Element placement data
· · · · · · ·
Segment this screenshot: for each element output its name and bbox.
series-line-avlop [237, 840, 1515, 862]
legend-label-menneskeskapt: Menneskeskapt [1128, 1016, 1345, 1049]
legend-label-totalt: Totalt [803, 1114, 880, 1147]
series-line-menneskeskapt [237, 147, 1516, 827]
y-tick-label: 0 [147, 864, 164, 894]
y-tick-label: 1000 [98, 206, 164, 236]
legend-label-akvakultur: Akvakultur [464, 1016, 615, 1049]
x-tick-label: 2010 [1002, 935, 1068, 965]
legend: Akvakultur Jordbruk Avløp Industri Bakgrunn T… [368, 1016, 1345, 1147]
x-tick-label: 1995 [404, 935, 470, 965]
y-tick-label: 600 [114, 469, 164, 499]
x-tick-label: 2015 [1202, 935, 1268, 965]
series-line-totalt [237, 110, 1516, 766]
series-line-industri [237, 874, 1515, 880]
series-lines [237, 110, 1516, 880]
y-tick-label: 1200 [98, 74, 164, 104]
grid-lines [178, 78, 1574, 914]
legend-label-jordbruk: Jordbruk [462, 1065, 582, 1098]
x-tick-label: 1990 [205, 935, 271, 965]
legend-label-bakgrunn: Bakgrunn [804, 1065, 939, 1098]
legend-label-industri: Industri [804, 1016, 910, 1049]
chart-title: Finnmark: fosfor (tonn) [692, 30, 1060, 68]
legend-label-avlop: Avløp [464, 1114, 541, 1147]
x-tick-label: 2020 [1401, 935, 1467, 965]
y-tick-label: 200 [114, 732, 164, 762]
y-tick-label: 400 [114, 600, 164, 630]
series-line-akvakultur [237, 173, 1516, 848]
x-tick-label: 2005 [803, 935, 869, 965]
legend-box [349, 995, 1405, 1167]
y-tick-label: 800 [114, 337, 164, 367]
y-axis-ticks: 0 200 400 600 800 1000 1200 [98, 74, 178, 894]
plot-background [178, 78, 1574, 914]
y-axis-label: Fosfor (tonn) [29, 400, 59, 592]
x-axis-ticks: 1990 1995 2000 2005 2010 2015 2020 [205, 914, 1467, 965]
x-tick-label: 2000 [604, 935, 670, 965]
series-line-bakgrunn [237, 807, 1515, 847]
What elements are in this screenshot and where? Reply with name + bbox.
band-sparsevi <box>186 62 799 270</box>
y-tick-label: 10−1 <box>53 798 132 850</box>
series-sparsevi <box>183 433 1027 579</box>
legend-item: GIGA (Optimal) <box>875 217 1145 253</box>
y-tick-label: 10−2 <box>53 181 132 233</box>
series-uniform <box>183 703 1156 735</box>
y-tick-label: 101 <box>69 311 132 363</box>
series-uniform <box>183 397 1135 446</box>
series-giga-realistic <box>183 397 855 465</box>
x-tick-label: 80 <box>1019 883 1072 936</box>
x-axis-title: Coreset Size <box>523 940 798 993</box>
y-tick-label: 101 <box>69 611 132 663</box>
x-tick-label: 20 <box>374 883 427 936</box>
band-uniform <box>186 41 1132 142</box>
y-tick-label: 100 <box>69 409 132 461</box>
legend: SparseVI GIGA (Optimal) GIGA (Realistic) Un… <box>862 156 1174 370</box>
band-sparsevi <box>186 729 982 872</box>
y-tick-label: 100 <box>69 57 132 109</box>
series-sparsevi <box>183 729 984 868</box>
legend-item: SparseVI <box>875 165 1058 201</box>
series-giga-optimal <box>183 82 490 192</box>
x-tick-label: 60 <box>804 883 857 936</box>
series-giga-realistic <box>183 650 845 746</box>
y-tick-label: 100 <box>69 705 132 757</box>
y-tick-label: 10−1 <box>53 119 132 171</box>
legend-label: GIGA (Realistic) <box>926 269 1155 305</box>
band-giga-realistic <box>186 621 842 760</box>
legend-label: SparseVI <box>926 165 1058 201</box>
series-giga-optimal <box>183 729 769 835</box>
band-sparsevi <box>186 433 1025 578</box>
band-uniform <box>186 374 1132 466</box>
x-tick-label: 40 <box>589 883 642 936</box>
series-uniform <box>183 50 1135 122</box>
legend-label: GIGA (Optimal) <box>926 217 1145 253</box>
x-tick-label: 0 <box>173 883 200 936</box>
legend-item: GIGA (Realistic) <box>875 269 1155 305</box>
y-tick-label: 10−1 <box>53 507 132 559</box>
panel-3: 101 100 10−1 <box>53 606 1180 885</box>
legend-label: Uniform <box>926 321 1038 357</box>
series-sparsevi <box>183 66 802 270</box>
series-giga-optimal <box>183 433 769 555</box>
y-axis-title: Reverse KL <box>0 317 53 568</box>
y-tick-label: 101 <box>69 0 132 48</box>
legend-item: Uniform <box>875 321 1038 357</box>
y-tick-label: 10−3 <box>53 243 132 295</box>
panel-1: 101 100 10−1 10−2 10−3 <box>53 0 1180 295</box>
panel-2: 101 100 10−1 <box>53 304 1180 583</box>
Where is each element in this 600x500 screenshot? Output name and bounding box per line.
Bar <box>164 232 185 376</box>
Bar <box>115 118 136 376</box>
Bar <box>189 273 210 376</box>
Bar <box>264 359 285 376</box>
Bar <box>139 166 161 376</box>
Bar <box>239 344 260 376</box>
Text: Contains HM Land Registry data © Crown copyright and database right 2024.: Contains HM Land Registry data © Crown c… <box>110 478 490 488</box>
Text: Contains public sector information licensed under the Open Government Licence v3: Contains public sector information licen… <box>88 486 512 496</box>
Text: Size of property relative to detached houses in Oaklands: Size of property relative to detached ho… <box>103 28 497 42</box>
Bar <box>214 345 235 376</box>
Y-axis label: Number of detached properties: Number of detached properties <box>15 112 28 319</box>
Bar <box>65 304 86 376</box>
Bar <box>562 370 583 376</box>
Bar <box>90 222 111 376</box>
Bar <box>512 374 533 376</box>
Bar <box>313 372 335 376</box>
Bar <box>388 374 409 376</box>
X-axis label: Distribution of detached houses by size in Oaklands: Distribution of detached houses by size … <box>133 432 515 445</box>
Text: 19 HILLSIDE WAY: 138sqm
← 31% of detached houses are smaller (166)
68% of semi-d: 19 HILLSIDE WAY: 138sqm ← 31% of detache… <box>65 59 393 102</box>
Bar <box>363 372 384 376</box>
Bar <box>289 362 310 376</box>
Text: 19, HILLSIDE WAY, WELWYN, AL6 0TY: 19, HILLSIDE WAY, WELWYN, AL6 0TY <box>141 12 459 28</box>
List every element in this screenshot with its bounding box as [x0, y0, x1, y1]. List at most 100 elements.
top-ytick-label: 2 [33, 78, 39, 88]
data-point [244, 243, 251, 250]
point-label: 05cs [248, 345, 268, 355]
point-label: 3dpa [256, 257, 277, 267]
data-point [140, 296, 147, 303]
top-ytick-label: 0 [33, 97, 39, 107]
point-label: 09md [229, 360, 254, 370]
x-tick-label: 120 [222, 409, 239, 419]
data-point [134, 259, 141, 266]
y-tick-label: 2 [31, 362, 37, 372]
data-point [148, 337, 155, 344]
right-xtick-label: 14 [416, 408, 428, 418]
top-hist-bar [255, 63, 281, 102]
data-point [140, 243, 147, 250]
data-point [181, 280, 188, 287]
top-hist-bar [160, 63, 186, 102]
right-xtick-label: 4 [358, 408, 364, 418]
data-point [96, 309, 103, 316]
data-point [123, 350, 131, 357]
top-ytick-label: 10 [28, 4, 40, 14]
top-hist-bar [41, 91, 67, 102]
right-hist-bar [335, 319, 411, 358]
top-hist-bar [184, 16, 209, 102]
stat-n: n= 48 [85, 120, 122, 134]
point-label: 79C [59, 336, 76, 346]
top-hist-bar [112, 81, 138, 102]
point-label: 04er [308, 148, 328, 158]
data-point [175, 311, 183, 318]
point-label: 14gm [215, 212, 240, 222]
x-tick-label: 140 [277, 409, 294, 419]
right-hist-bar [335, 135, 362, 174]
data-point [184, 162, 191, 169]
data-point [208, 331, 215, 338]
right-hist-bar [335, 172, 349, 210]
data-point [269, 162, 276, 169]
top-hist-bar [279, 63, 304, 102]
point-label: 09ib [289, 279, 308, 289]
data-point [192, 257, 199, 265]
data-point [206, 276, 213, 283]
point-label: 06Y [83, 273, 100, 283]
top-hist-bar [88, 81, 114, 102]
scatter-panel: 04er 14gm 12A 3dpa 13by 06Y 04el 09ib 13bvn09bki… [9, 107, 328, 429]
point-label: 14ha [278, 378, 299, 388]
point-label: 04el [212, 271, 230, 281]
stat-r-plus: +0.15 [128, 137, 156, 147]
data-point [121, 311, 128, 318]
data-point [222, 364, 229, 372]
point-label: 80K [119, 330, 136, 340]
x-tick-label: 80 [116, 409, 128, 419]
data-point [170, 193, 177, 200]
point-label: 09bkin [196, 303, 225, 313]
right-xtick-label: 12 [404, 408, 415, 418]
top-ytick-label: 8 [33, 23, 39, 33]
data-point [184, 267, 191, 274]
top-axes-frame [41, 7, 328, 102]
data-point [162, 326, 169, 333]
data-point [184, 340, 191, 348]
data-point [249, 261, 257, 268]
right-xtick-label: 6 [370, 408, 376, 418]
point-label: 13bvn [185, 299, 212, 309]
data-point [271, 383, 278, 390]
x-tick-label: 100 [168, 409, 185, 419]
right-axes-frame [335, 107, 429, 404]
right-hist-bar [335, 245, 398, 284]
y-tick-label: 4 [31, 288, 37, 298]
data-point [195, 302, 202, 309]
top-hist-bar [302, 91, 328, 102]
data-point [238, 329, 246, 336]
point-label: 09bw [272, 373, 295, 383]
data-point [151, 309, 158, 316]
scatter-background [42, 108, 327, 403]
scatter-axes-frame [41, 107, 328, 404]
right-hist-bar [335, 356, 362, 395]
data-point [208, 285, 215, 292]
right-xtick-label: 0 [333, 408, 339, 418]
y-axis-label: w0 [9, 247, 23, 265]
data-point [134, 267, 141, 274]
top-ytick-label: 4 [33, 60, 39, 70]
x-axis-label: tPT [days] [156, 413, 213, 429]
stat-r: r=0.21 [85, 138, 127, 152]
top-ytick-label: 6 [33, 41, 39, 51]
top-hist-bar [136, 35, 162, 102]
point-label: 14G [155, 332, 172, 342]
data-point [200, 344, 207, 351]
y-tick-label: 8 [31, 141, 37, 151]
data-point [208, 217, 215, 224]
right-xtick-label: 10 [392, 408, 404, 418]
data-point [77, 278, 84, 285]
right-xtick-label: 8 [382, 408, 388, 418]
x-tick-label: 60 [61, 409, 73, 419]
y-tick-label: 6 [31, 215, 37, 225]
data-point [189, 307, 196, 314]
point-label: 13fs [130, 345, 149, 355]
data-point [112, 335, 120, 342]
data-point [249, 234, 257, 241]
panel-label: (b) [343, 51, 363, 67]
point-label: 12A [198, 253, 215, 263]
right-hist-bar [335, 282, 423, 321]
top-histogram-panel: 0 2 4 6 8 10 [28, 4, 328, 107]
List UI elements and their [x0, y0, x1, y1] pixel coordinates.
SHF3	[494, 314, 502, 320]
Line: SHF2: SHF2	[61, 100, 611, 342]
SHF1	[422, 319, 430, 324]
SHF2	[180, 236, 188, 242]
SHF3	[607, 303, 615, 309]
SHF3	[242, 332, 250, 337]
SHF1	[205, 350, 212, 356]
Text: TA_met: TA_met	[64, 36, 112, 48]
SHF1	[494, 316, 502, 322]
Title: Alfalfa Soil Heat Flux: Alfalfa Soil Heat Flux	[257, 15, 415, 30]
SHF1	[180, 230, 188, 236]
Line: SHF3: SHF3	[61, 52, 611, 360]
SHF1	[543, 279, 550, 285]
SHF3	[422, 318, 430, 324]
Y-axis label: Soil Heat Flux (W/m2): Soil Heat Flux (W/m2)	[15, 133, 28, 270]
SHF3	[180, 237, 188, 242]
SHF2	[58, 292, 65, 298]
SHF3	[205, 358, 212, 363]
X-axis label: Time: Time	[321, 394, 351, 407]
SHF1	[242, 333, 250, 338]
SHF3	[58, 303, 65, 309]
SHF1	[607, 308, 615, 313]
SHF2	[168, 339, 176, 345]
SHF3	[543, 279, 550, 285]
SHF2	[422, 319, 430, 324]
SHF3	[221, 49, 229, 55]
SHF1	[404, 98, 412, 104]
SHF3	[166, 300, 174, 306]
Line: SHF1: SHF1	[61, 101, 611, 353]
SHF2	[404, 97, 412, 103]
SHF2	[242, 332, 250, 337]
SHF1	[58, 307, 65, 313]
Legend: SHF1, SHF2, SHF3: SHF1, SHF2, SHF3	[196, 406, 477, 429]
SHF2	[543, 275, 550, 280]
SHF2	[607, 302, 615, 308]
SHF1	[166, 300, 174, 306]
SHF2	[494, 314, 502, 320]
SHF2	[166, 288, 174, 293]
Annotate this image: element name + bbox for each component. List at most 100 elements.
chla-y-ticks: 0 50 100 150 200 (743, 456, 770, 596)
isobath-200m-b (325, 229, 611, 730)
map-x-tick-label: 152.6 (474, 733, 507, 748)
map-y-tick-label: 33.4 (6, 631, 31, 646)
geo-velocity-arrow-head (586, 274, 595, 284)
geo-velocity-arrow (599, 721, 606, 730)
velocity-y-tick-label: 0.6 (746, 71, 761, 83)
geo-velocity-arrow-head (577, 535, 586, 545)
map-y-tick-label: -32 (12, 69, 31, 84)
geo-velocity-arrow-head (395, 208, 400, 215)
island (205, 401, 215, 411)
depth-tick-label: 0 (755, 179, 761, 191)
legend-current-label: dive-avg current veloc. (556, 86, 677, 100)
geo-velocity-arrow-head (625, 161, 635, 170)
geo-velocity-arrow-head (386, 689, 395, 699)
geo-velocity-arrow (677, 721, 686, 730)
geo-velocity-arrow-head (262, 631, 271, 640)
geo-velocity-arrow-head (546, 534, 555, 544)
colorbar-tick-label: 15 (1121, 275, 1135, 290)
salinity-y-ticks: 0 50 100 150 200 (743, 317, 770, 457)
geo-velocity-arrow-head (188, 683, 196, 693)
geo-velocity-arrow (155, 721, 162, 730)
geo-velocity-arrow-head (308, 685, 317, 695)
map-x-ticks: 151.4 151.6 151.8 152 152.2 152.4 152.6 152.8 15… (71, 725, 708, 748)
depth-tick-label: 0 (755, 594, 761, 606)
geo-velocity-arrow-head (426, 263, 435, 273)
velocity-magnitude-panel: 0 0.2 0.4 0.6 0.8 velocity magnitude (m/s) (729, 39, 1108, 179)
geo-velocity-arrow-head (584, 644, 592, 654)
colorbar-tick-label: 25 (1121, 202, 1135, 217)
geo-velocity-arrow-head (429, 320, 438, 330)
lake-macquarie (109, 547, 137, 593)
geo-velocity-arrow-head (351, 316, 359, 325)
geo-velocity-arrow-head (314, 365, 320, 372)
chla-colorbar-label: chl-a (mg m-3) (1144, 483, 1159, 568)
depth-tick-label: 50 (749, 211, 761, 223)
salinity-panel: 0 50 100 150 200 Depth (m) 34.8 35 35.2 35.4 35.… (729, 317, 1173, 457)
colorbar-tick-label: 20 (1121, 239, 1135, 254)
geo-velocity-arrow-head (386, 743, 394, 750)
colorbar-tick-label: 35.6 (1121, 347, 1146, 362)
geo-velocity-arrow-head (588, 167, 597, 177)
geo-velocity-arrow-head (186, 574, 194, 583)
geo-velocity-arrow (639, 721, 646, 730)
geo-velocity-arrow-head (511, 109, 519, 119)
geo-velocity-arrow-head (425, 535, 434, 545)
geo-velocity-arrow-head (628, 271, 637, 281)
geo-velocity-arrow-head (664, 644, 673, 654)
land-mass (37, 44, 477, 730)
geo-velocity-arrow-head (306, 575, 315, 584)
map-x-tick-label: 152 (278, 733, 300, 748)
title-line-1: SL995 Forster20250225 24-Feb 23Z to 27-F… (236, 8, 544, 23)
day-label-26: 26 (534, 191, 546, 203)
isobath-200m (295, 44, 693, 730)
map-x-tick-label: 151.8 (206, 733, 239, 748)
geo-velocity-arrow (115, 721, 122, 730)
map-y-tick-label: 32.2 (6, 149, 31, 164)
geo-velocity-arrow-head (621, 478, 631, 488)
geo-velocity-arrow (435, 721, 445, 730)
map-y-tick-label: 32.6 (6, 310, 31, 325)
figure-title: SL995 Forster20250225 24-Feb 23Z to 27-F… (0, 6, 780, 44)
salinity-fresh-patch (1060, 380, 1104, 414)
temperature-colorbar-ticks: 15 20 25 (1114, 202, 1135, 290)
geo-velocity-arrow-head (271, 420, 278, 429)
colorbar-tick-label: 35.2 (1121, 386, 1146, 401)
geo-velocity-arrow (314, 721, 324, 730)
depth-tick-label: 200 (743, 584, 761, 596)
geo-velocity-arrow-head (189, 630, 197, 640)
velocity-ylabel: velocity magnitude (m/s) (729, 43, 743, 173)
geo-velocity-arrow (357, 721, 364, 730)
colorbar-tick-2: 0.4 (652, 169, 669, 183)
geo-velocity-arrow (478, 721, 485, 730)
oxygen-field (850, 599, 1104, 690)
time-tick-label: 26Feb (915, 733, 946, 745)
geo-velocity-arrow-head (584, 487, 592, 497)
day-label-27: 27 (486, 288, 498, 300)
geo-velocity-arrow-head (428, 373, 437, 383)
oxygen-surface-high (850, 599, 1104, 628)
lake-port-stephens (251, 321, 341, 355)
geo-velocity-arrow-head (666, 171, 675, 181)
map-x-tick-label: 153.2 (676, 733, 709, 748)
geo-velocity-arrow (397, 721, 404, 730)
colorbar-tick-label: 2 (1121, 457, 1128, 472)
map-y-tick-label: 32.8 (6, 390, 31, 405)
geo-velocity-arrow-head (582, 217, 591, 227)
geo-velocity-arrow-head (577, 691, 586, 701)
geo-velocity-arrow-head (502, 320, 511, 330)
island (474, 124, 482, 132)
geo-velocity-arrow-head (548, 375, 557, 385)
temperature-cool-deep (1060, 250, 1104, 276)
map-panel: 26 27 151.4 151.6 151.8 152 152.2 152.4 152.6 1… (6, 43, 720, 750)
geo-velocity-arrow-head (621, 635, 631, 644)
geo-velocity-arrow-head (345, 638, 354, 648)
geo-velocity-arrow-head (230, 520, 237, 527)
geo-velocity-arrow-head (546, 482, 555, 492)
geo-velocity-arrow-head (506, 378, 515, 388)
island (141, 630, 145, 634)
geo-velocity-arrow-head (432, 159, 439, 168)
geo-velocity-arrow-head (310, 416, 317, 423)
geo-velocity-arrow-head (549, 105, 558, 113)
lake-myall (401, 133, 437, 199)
· · · · · · ·
Report every row above that contains the string "chla", matching case exactly.

Exercise output
chla-y-ticks: 0 50 100 150 200 (743, 456, 770, 596)
chla-colorbar-label: chl-a (mg m-3) (1144, 483, 1159, 568)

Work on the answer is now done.